--- DIRECTIONS ---
Convert the records between the lines holding "Patent image size: (892, 541)." and "The microprocessor system", inclusive, into a JSON list of strings with one string per line, leaving out blank lines.

--- GIVEN RECORDS ---
========================================================================

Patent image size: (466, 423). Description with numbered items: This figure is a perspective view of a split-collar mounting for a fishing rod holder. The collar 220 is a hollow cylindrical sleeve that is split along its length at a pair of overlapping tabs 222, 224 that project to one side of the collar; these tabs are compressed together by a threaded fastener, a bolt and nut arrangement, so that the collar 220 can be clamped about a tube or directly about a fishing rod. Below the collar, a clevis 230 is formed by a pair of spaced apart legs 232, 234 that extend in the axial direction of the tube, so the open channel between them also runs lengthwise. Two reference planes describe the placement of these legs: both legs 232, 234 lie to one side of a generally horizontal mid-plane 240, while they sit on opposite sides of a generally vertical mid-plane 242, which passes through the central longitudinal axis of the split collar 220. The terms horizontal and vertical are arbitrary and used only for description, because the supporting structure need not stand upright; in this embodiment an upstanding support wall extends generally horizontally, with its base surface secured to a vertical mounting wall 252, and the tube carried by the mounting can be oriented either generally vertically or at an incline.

========================================================================

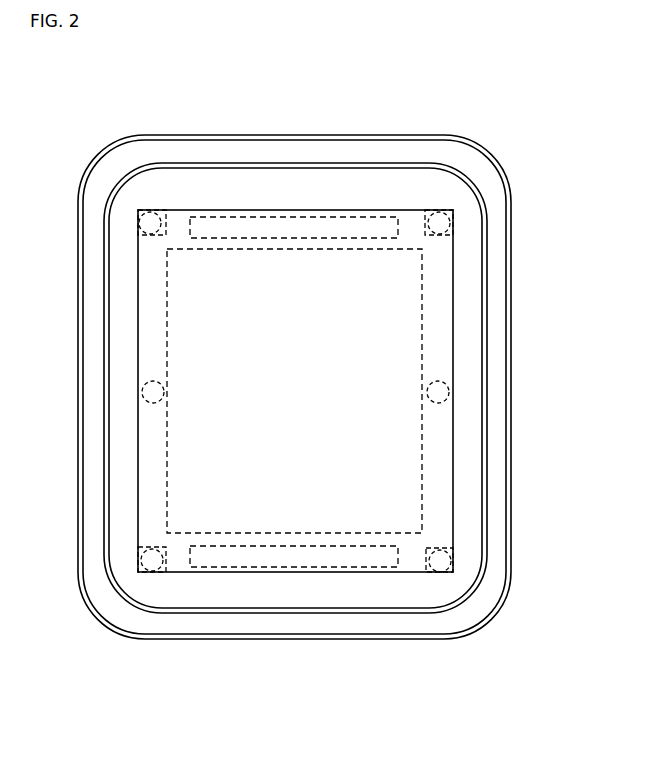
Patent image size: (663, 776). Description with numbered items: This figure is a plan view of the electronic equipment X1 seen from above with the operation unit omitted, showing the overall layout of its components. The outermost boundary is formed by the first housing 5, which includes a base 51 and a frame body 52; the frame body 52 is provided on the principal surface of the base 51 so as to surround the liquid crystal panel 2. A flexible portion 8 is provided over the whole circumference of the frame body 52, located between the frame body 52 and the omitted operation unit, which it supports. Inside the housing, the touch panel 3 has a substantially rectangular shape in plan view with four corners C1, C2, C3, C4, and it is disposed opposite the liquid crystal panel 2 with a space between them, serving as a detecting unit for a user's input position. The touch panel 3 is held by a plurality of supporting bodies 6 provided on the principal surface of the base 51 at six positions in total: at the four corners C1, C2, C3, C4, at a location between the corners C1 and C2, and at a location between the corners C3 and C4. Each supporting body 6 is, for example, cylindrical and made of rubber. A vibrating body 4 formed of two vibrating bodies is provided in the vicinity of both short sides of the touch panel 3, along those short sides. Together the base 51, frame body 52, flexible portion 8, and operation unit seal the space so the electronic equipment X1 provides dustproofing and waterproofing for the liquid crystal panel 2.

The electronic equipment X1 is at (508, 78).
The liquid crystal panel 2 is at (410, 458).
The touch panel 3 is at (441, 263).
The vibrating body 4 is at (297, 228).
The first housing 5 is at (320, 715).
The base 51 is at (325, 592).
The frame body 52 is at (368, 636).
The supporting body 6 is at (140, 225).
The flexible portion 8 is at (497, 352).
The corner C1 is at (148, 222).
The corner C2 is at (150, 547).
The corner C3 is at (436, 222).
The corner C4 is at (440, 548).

========================================================================

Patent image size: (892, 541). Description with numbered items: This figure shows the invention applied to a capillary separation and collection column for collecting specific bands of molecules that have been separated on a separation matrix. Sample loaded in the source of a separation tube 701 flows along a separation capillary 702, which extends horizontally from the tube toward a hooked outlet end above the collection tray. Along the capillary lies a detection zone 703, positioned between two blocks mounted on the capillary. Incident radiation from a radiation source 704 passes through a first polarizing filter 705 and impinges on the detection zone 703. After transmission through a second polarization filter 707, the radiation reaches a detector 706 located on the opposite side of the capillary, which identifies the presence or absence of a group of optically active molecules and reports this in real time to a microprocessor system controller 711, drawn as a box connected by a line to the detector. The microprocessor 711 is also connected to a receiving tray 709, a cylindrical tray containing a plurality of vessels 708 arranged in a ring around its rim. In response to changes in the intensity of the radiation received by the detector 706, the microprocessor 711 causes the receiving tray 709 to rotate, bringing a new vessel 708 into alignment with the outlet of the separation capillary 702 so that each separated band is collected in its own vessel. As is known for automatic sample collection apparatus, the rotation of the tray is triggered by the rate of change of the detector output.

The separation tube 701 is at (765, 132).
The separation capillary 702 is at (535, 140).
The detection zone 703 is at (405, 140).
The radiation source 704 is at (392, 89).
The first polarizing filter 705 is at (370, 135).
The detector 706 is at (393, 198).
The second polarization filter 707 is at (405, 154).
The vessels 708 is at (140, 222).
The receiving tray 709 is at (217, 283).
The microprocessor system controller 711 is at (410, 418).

========================================================================

--- IN RESPONSE ---
[
  "Patent image size: (892, 541). Description with numbered items: This figure shows the invention applied to a capillary separation and collection column for collecting specific bands of molecules that have been separated on a separation matrix. Sample loaded in the source of a separation tube 701 flows along a separation capillary 702, which extends horizontally from the tube toward a hooked outlet end above the collection tray. Along the capillary lies a detection zone 703, positioned between two blocks mounted on the capillary. Incident radiation from a radiation source 704 passes through a first polarizing filter 705 and impinges on the detection zone 703. After transmission through a second polarization filter 707, the radiation reaches a detector 706 located on the opposite side of the capillary, which identifies the presence or absence of a group of optically active molecules and reports this in real time to a microprocessor system controller 711, drawn as a box connected by a line to the detector. The microprocessor 711 is also connected to a receiving tray 709, a cylindrical tray containing a plurality of vessels 708 arranged in a ring around its rim. In response to changes in the intensity of the radiation received by the detector 706, the microprocessor 711 causes the receiving tray 709 to rotate, bringing a new vessel 708 into alignment with the outlet of the separation capillary 702 so that each separated band is collected in its own vessel. As is known for automatic sample collection apparatus, the rotation of the tray is triggered by the rate of change of the detector output.",
  "The separation tube 701 is at (765, 132).",
  "The separation capillary 702 is at (535, 140).",
  "The detection zone 703 is at (405, 140).",
  "The radiation source 704 is at (392, 89).",
  "The first polarizing filter 705 is at (370, 135).",
  "The detector 706 is at (393, 198).",
  "The second polarization filter 707 is at (405, 154).",
  "The vessels 708 is at (140, 222).",
  "The receiving tray 709 is at (217, 283).",
  "The microprocessor system controller 711 is at (410, 418)."
]